* [TASK STATEMENT] Copy out all the records exactly.

* [RAW RECORDS]
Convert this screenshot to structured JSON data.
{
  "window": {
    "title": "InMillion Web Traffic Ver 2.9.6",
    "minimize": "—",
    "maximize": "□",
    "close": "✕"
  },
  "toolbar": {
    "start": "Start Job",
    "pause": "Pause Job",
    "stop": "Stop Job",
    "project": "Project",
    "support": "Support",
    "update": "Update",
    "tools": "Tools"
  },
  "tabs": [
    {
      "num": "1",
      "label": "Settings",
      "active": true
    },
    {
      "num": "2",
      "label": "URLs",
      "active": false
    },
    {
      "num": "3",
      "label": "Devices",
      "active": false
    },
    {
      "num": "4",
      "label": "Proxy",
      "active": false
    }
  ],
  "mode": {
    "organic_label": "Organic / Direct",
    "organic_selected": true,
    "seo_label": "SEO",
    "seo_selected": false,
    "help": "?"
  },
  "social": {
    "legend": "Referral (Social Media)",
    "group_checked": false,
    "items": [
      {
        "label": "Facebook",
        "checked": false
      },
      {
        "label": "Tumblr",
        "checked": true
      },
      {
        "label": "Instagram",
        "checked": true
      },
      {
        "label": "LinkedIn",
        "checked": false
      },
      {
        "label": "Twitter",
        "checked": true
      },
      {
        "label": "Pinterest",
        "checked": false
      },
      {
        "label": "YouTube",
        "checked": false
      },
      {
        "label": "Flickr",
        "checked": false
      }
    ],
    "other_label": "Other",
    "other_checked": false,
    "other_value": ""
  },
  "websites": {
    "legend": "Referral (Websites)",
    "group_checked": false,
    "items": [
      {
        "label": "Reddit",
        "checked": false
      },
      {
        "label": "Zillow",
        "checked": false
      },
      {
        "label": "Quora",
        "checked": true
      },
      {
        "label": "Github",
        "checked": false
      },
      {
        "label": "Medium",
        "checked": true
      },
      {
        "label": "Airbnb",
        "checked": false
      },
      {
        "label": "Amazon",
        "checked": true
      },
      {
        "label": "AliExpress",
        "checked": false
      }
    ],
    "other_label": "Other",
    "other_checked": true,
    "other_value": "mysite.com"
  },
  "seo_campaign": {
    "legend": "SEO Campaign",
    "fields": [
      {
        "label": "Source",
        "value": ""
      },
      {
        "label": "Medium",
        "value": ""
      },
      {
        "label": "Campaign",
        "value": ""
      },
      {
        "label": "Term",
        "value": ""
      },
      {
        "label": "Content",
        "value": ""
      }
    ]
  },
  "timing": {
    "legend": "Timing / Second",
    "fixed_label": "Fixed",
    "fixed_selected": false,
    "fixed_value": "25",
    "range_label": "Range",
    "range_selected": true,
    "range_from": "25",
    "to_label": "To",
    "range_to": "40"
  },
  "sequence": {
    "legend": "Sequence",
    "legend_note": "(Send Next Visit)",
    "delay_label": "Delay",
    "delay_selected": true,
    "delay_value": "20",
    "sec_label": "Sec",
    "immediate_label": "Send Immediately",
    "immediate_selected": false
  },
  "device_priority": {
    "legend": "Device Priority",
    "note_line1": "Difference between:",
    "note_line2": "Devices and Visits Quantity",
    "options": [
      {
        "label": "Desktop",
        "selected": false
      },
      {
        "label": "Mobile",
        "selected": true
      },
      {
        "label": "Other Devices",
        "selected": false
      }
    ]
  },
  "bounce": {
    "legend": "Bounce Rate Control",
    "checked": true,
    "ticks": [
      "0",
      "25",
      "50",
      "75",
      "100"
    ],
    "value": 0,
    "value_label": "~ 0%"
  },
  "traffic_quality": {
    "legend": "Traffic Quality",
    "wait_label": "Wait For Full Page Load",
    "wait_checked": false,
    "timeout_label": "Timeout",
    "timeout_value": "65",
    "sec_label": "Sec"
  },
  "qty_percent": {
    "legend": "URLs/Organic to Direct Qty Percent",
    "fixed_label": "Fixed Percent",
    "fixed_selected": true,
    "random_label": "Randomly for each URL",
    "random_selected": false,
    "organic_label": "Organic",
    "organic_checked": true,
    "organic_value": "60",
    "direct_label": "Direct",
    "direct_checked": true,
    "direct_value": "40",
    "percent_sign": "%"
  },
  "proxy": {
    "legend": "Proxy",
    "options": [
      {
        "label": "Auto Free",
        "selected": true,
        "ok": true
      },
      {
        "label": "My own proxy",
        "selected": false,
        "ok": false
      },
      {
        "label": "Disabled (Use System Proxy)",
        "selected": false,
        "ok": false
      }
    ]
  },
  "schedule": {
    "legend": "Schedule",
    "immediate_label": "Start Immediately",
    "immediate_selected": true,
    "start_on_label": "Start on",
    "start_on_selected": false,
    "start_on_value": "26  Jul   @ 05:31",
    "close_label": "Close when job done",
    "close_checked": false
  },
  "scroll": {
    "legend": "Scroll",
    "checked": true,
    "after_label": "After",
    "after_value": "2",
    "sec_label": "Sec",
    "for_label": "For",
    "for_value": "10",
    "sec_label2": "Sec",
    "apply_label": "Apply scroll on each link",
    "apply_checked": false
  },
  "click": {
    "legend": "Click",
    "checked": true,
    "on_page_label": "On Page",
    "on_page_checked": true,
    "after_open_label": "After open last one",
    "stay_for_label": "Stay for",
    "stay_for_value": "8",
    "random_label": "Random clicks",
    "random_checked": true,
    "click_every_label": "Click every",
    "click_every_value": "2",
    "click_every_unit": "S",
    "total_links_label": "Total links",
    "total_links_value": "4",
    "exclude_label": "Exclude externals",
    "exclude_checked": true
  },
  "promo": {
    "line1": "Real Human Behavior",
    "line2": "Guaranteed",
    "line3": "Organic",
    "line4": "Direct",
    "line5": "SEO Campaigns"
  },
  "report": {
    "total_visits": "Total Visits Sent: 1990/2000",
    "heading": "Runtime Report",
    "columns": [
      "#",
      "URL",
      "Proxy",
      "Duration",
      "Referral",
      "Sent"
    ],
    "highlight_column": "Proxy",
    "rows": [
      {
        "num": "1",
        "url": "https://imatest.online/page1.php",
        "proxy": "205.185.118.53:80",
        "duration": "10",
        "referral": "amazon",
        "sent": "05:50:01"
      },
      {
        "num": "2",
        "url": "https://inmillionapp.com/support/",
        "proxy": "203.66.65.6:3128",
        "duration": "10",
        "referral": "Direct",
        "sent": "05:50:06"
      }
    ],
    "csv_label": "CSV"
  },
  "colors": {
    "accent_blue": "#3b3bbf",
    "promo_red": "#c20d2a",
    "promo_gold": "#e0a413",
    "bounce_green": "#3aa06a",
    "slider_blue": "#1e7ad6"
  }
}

* [WORKED SOLUTION]
Convert this screenshot to structured JSON data.
{
  "window": {
    "title": "InMillion Web Traffic Ver 2.9.6",
    "minimize": "—",
    "maximize": "□",
    "close": "✕"
  },
  "toolbar": {
    "start": "Start Job",
    "pause": "Pause Job",
    "stop": "Stop Job",
    "project": "Project",
    "support": "Support",
    "update": "Update",
    "tools": "Tools"
  },
  "tabs": [
    {
      "num": "1",
      "label": "Settings",
      "active": true
    },
    {
      "num": "2",
      "label": "URLs",
      "active": false
    },
    {
      "num": "3",
      "label": "Devices",
      "active": false
    },
    {
      "num": "4",
      "label": "Proxy",
      "active": false
    }
  ],
  "mode": {
    "organic_label": "Organic / Direct",
    "organic_selected": true,
    "seo_label": "SEO",
    "seo_selected": false,
    "help": "?"
  },
  "social": {
    "legend": "Referral (Social Media)",
    "group_checked": false,
    "items": [
      {
        "label": "Facebook",
        "checked": false
      },
      {
        "label": "Tumblr",
        "checked": true
      },
      {
        "label": "Instagram",
        "checked": true
      },
      {
        "label": "LinkedIn",
        "checked": false
      },
      {
        "label": "Twitter",
        "checked": true
      },
      {
        "label": "Pinterest",
        "checked": false
      },
      {
        "label": "YouTube",
        "checked": false
      },
      {
        "label": "Flickr",
        "checked": false
      }
    ],
    "other_label": "Other",
    "other_checked": false,
    "other_value": ""
  },
  "websites": {
    "legend": "Referral (Websites)",
    "group_checked": false,
    "items": [
      {
        "label": "Reddit",
        "checked": false
      },
      {
        "label": "Zillow",
        "checked": false
      },
      {
        "label": "Quora",
        "checked": true
      },
      {
        "label": "Github",
        "checked": false
      },
      {
        "label": "Medium",
        "checked": true
      },
      {
        "label": "Airbnb",
        "checked": false
      },
      {
        "label": "Amazon",
        "checked": true
      },
      {
        "label": "AliExpress",
        "checked": false
      }
    ],
    "other_label": "Other",
    "other_checked": true,
    "other_value": "mysite.com"
  },
  "seo_campaign": {
    "legend": "SEO Campaign",
    "fields": [
      {
        "label": "Source",
        "value": ""
      },
      {
        "label": "Medium",
        "value": ""
      },
      {
        "label": "Campaign",
        "value": ""
      },
      {
        "label": "Term",
        "value": ""
      },
      {
        "label": "Content",
        "value": ""
      }
    ]
  },
  "timing": {
    "legend": "Timing / Second",
    "fixed_label": "Fixed",
    "fixed_selected": false,
    "fixed_value": "25",
    "range_label": "Range",
    "range_selected": true,
    "range_from": "25",
    "to_label": "To",
    "range_to": "40"
  },
  "sequence": {
    "legend": "Sequence",
    "legend_note": "(Send Next Visit)",
    "delay_label": "Delay",
    "delay_selected": true,
    "delay_value": "20",
    "sec_label": "Sec",
    "immediate_label": "Send Immediately",
    "immediate_selected": false
  },
  "device_priority": {
    "legend": "Device Priority",
    "note_line1": "Difference between:",
    "note_line2": "Devices and Visits Quantity",
    "options": [
      {
        "label": "Desktop",
        "selected": false
      },
      {
        "label": "Mobile",
        "selected": true
      },
      {
        "label": "Other Devices",
        "selected": false
      }
    ]
  },
  "bounce": {
    "legend": "Bounce Rate Control",
    "checked": true,
    "ticks": [
      "0",
      "25",
      "50",
      "75",
      "100"
    ],
    "value": 0,
    "value_label": "~ 0%"
  },
  "traffic_quality": {
    "legend": "Traffic Quality",
    "wait_label": "Wait For Full Page Load",
    "wait_checked": false,
    "timeout_label": "Timeout",
    "timeout_value": "65",
    "sec_label": "Sec"
  },
  "qty_percent": {
    "legend": "URLs/Organic to Direct Qty Percent",
    "fixed_label": "Fixed Percent",
    "fixed_selected": true,
    "random_label": "Randomly for each URL",
    "random_selected": false,
    "organic_label": "Organic",
    "organic_checked": true,
    "organic_value": "60",
    "direct_label": "Direct",
    "direct_checked": true,
    "direct_value": "40",
    "percent_sign": "%"
  },
  "proxy": {
    "legend": "Proxy",
    "options": [
      {
        "label": "Auto Free",
        "selected": true,
        "ok": true
      },
      {
        "label": "My own proxy",
        "selected": false,
        "ok": false
      },
      {
        "label": "Disabled (Use System Proxy)",
        "selected": false,
        "ok": false
      }
    ]
  },
  "schedule": {
    "legend": "Schedule",
    "immediate_label": "Start Immediately",
    "immediate_selected": true,
    "start_on_label": "Start on",
    "start_on_selected": false,
    "start_on_value": "26  Jul   @ 05:31",
    "close_label": "Close when job done",
    "close_checked": false
  },
  "scroll": {
    "legend": "Scroll",
    "checked": true,
    "after_label": "After",
    "after_value": "2",
    "sec_label": "Sec",
    "for_label": "For",
    "for_value": "10",
    "sec_label2": "Sec",
    "apply_label": "Apply scroll on each link",
    "apply_checked": false
  },
  "click": {
    "legend": "Click",
    "checked": true,
    "on_page_label": "On Page",
    "on_page_checked": true,
    "after_open_label": "After open last one",
    "stay_for_label": "Stay for",
    "stay_for_value": "8",
    "random_label": "Random clicks",
    "random_checked": true,
    "click_every_label": "Click every",
    "click_every_value": "2",
    "click_every_unit": "S",
    "total_links_label": "Total links",
    "total_links_value": "4",
    "exclude_label": "Exclude externals",
    "exclude_checked": true
  },
  "promo": {
    "line1": "Real Human Behavior",
    "line2": "Guaranteed",
    "line3": "Organic",
    "line4": "Direct",
    "line5": "SEO Campaigns"
  },
  "report": {
    "total_visits": "Total Visits Sent: 1990/2000",
    "heading": "Runtime Report",
    "columns": [
      "#",
      "URL",
      "Proxy",
      "Duration",
      "Referral",
      "Sent"
    ],
    "highlight_column": "Proxy",
    "rows": [
      {
        "num": "1",
        "url": "https://imatest.online/page1.php",
        "proxy": "205.185.118.53:80",
        "duration": "10",
        "referral": "amazon",
        "sent": "05:50:01"
      },
      {
        "num": "2",
        "url": "https://inmillionapp.com/support/",
        "proxy": "203.66.65.6:3128",
        "duration": "10",
        "referral": "Direct",
        "sent": "05:50:06"
      }
    ],
    "csv_label": "CSV"
  },
  "colors": {
    "accent_blue": "#3b3bbf",
    "promo_red": "#c20d2a",
    "promo_gold": "#e0a413",
    "bounce_green": "#3aa06a",
    "slider_blue": "#1e7ad6"
  }
}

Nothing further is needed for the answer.